The exercise >>
Set every record down verbatim and omit the pictures.

** BEGIN Material for the task **

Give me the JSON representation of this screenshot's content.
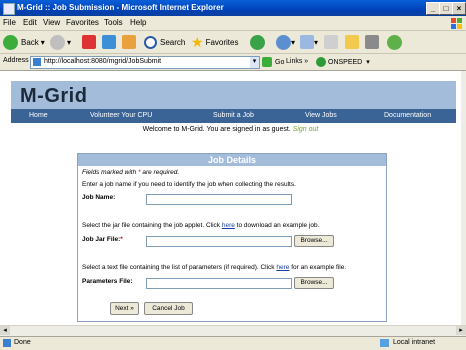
{
  "window": {
    "title": "M-Grid :: Job Submission - Microsoft Internet Explorer"
  },
  "menu": [
    "File",
    "Edit",
    "View",
    "Favorites",
    "Tools",
    "Help"
  ],
  "toolbar": {
    "back": "Back",
    "search": "Search",
    "favorites": "Favorites"
  },
  "address": {
    "label": "Address",
    "url": "http://localhost:8080/mgrid/JobSubmit",
    "go": "Go",
    "links": "Links",
    "plugin": "ONSPEED"
  },
  "site": {
    "logo": "M-Grid",
    "nav": [
      "Home",
      "Volunteer Your CPU",
      "Submit a Job",
      "View Jobs",
      "Documentation"
    ],
    "welcome_text": "Welcome to M-Grid. You are signed in as guest.",
    "sign_out": "Sign out"
  },
  "form": {
    "heading": "Job Details",
    "req_note_pre": "Fields marked with",
    "req_star": "*",
    "req_note_post": "are required.",
    "name_help": "Enter a job name if you need to identify the job when collecting the results.",
    "name_label": "Job Name:",
    "jar_help_pre": "Select the jar file containing the job applet. Click",
    "jar_help_link": "here",
    "jar_help_post": "to download an example job.",
    "jar_label": "Job Jar File:",
    "params_help_pre": "Select a text file containing the list of parameters (if required). Click",
    "params_help_link": "here",
    "params_help_post": "for an example file.",
    "params_label": "Parameters File:",
    "browse": "Browse...",
    "next": "Next »",
    "cancel": "Cancel Job"
  },
  "status": {
    "left": "Done",
    "zone": "Local intranet"
  }
}
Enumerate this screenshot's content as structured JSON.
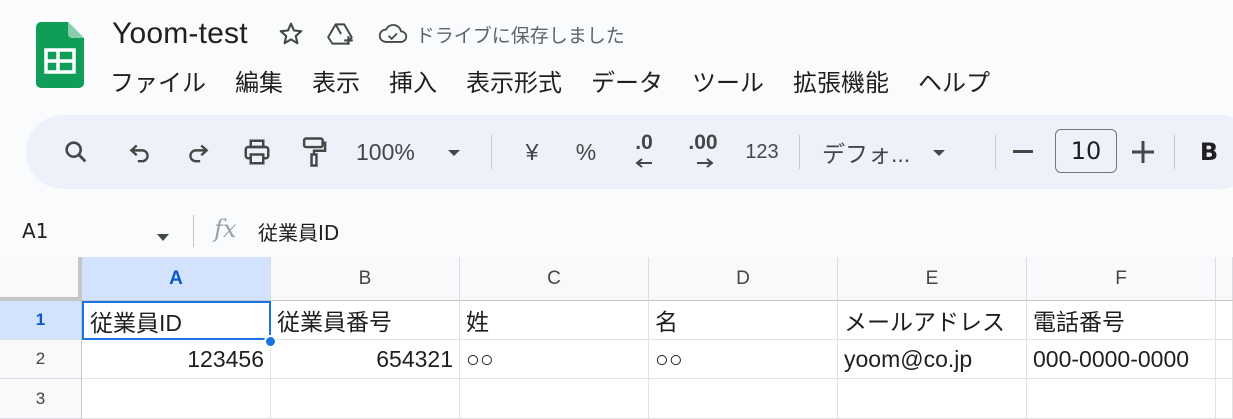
{
  "header": {
    "doc_title": "Yoom-test",
    "saved_status": "ドライブに保存しました"
  },
  "menu": [
    "ファイル",
    "編集",
    "表示",
    "挿入",
    "表示形式",
    "データ",
    "ツール",
    "拡張機能",
    "ヘルプ"
  ],
  "toolbar": {
    "zoom": "100%",
    "currency": "¥",
    "percent": "%",
    "decimal_decrease": ".0",
    "decimal_increase": ".00",
    "number_format": "123",
    "font": "デフォ...",
    "font_size": "10",
    "bold": "B"
  },
  "formula_bar": {
    "cell_ref": "A1",
    "fx": "fx",
    "content": "従業員ID"
  },
  "sheet": {
    "columns": [
      "A",
      "B",
      "C",
      "D",
      "E",
      "F"
    ],
    "rows": [
      "1",
      "2",
      "3"
    ],
    "cells": [
      [
        "従業員ID",
        "従業員番号",
        "姓",
        "名",
        "メールアドレス",
        "電話番号"
      ],
      [
        "123456",
        "654321",
        "○○",
        "○○",
        "yoom@co.jp",
        "000-0000-0000"
      ],
      [
        "",
        "",
        "",
        "",
        "",
        ""
      ]
    ]
  },
  "colors": {
    "accent": "#1a73e8",
    "selected_header_bg": "#d3e3fd",
    "toolbar_bg": "#edf2fa",
    "sheets_green": "#0f9d58"
  }
}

** END Material for the task **

Output below >>
Give me the JSON representation of this screenshot's content.
{
  "window": {
    "title": "M-Grid :: Job Submission - Microsoft Internet Explorer"
  },
  "menu": [
    "File",
    "Edit",
    "View",
    "Favorites",
    "Tools",
    "Help"
  ],
  "toolbar": {
    "back": "Back",
    "search": "Search",
    "favorites": "Favorites"
  },
  "address": {
    "label": "Address",
    "url": "http://localhost:8080/mgrid/JobSubmit",
    "go": "Go",
    "links": "Links",
    "plugin": "ONSPEED"
  },
  "site": {
    "logo": "M-Grid",
    "nav": [
      "Home",
      "Volunteer Your CPU",
      "Submit a Job",
      "View Jobs",
      "Documentation"
    ],
    "welcome_text": "Welcome to M-Grid. You are signed in as guest.",
    "sign_out": "Sign out"
  },
  "form": {
    "heading": "Job Details",
    "req_note_pre": "Fields marked with",
    "req_star": "*",
    "req_note_post": "are required.",
    "name_help": "Enter a job name if you need to identify the job when collecting the results.",
    "name_label": "Job Name:",
    "jar_help_pre": "Select the jar file containing the job applet. Click",
    "jar_help_link": "here",
    "jar_help_post": "to download an example job.",
    "jar_label": "Job Jar File:",
    "params_help_pre": "Select a text file containing the list of parameters (if required). Click",
    "params_help_link": "here",
    "params_help_post": "for an example file.",
    "params_label": "Parameters File:",
    "browse": "Browse...",
    "next": "Next »",
    "cancel": "Cancel Job"
  },
  "status": {
    "left": "Done",
    "zone": "Local intranet"
  }
}
Enumerate this screenshot's content as structured JSON.
{
  "header": {
    "doc_title": "Yoom-test",
    "saved_status": "ドライブに保存しました"
  },
  "menu": [
    "ファイル",
    "編集",
    "表示",
    "挿入",
    "表示形式",
    "データ",
    "ツール",
    "拡張機能",
    "ヘルプ"
  ],
  "toolbar": {
    "zoom": "100%",
    "currency": "¥",
    "percent": "%",
    "decimal_decrease": ".0",
    "decimal_increase": ".00",
    "number_format": "123",
    "font": "デフォ...",
    "font_size": "10",
    "bold": "B"
  },
  "formula_bar": {
    "cell_ref": "A1",
    "fx": "fx",
    "content": "従業員ID"
  },
  "sheet": {
    "columns": [
      "A",
      "B",
      "C",
      "D",
      "E",
      "F"
    ],
    "rows": [
      "1",
      "2",
      "3"
    ],
    "cells": [
      [
        "従業員ID",
        "従業員番号",
        "姓",
        "名",
        "メールアドレス",
        "電話番号"
      ],
      [
        "123456",
        "654321",
        "○○",
        "○○",
        "yoom@co.jp",
        "000-0000-0000"
      ],
      [
        "",
        "",
        "",
        "",
        "",
        ""
      ]
    ]
  },
  "colors": {
    "accent": "#1a73e8",
    "selected_header_bg": "#d3e3fd",
    "toolbar_bg": "#edf2fa",
    "sheets_green": "#0f9d58"
  }
}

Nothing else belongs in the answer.